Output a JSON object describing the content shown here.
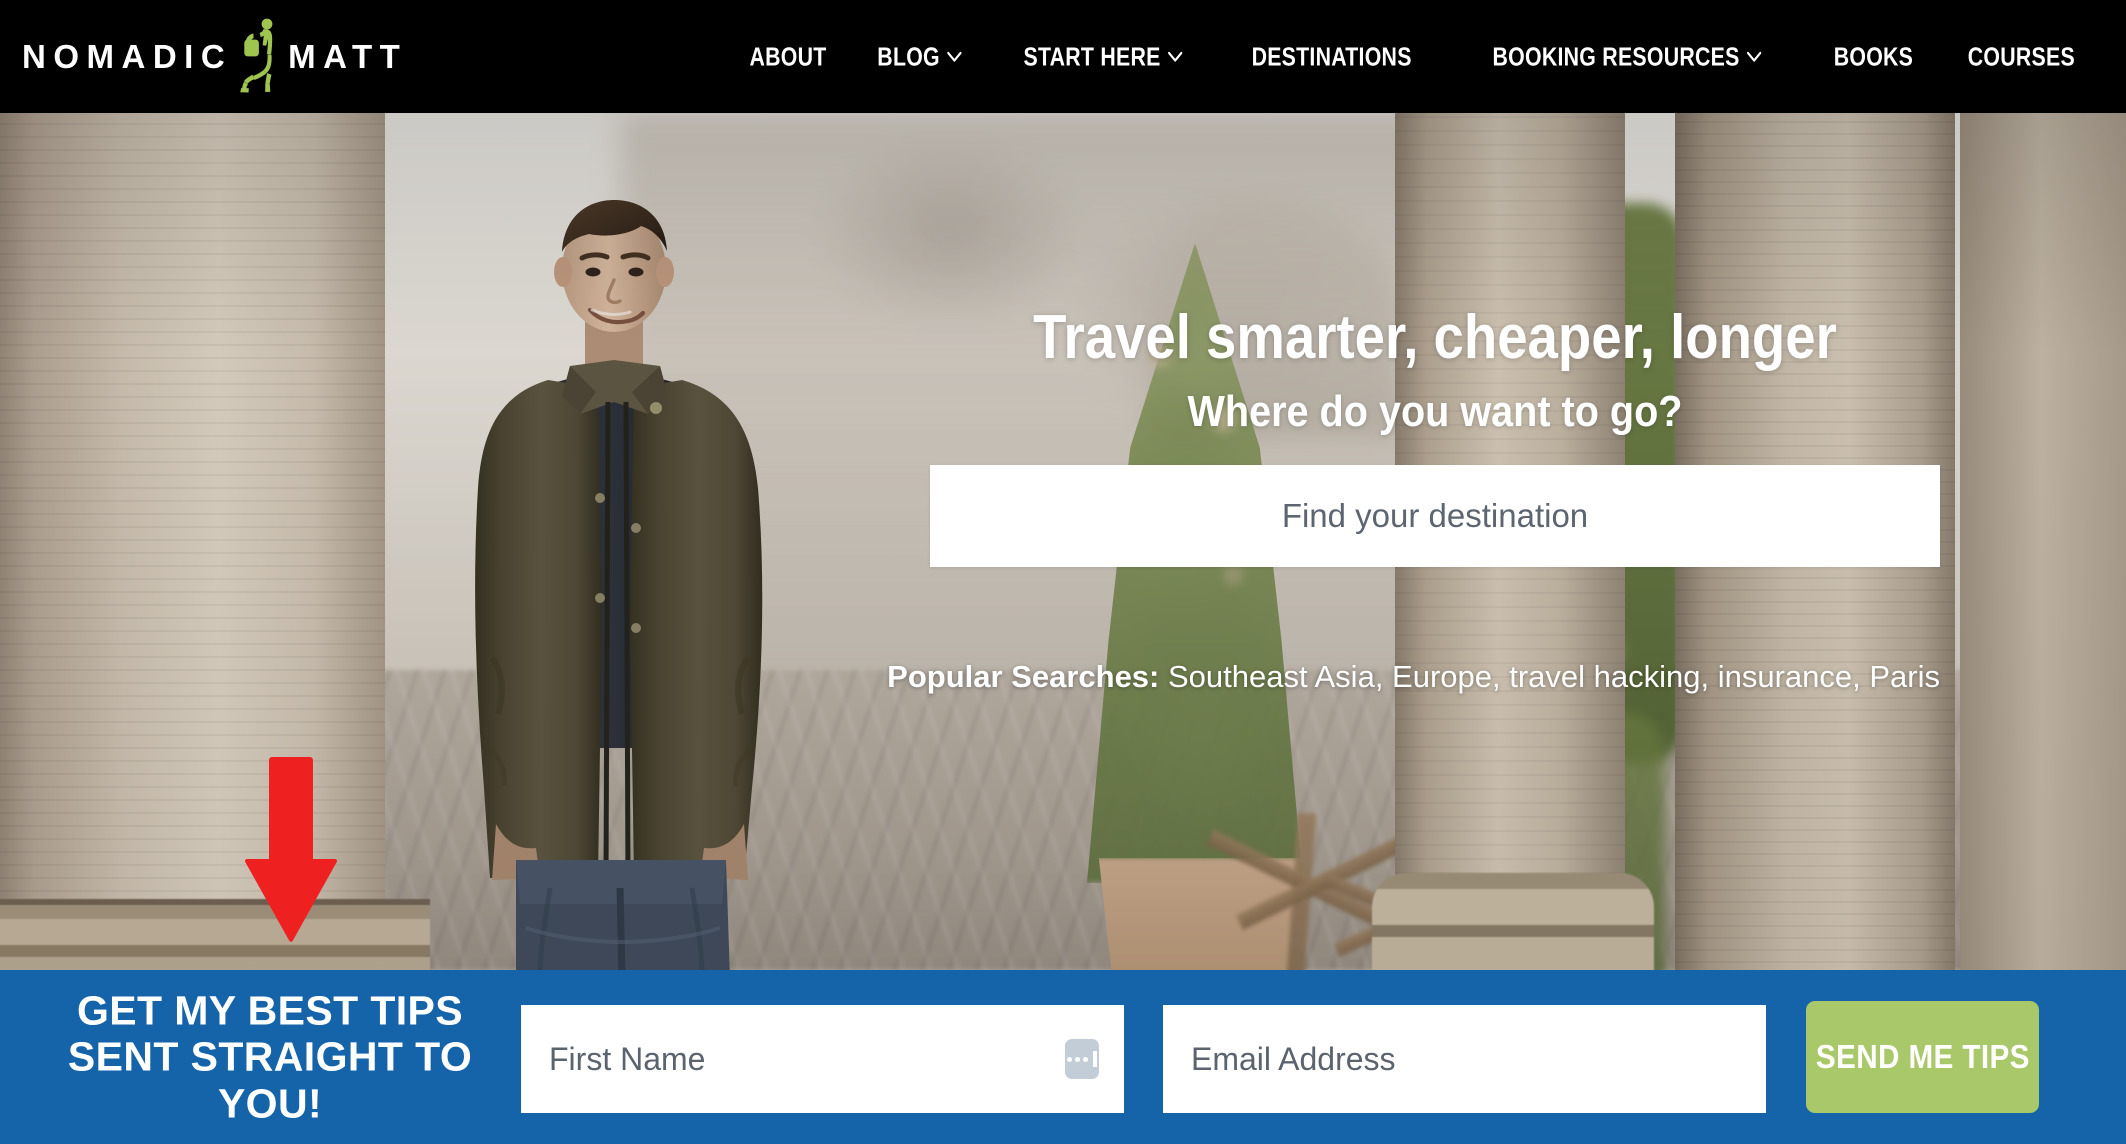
{
  "header": {
    "logo": {
      "text_left": "NOMADIC",
      "text_right": "MATT",
      "mark": "backpacker-silhouette-icon",
      "mark_color": "#9fc44f"
    },
    "nav": [
      {
        "label": "ABOUT",
        "has_dropdown": false
      },
      {
        "label": "BLOG",
        "has_dropdown": true
      },
      {
        "label": "START HERE",
        "has_dropdown": true
      },
      {
        "label": "DESTINATIONS",
        "has_dropdown": false
      },
      {
        "label": "BOOKING RESOURCES",
        "has_dropdown": true
      },
      {
        "label": "BOOKS",
        "has_dropdown": false
      },
      {
        "label": "COURSES",
        "has_dropdown": false
      }
    ],
    "background": "#000000"
  },
  "hero": {
    "headline": "Travel smarter, cheaper, longer",
    "subheadline": "Where do you want to go?",
    "search": {
      "placeholder": "Find your destination",
      "value": ""
    },
    "popular_label": "Popular Searches:",
    "popular_items": "Southeast Asia, Europe, travel hacking, insurance, Paris",
    "annotation": {
      "type": "down-arrow",
      "color": "#ee2020"
    }
  },
  "newsletter": {
    "heading": "GET MY BEST TIPS SENT STRAIGHT TO YOU!",
    "first_name": {
      "placeholder": "First Name",
      "value": ""
    },
    "email": {
      "placeholder": "Email Address",
      "value": ""
    },
    "autofill_icon": "password-manager-icon",
    "button_label": "SEND ME TIPS",
    "background": "#1563a9",
    "button_color": "#a9c86a"
  }
}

:: REQUIRED WORK ::
Images in the data above are to be skipped. Retype all other material exactly.

:: RESULT OF THE EXERCISE ::
Output a JSON object describing the content shown here.
{
  "header": {
    "logo": {
      "text_left": "NOMADIC",
      "text_right": "MATT",
      "mark": "backpacker-silhouette-icon",
      "mark_color": "#9fc44f"
    },
    "nav": [
      {
        "label": "ABOUT",
        "has_dropdown": false
      },
      {
        "label": "BLOG",
        "has_dropdown": true
      },
      {
        "label": "START HERE",
        "has_dropdown": true
      },
      {
        "label": "DESTINATIONS",
        "has_dropdown": false
      },
      {
        "label": "BOOKING RESOURCES",
        "has_dropdown": true
      },
      {
        "label": "BOOKS",
        "has_dropdown": false
      },
      {
        "label": "COURSES",
        "has_dropdown": false
      }
    ],
    "background": "#000000"
  },
  "hero": {
    "headline": "Travel smarter, cheaper, longer",
    "subheadline": "Where do you want to go?",
    "search": {
      "placeholder": "Find your destination",
      "value": ""
    },
    "popular_label": "Popular Searches:",
    "popular_items": "Southeast Asia, Europe, travel hacking, insurance, Paris",
    "annotation": {
      "type": "down-arrow",
      "color": "#ee2020"
    }
  },
  "newsletter": {
    "heading": "GET MY BEST TIPS SENT STRAIGHT TO YOU!",
    "first_name": {
      "placeholder": "First Name",
      "value": ""
    },
    "email": {
      "placeholder": "Email Address",
      "value": ""
    },
    "autofill_icon": "password-manager-icon",
    "button_label": "SEND ME TIPS",
    "background": "#1563a9",
    "button_color": "#a9c86a"
  }
}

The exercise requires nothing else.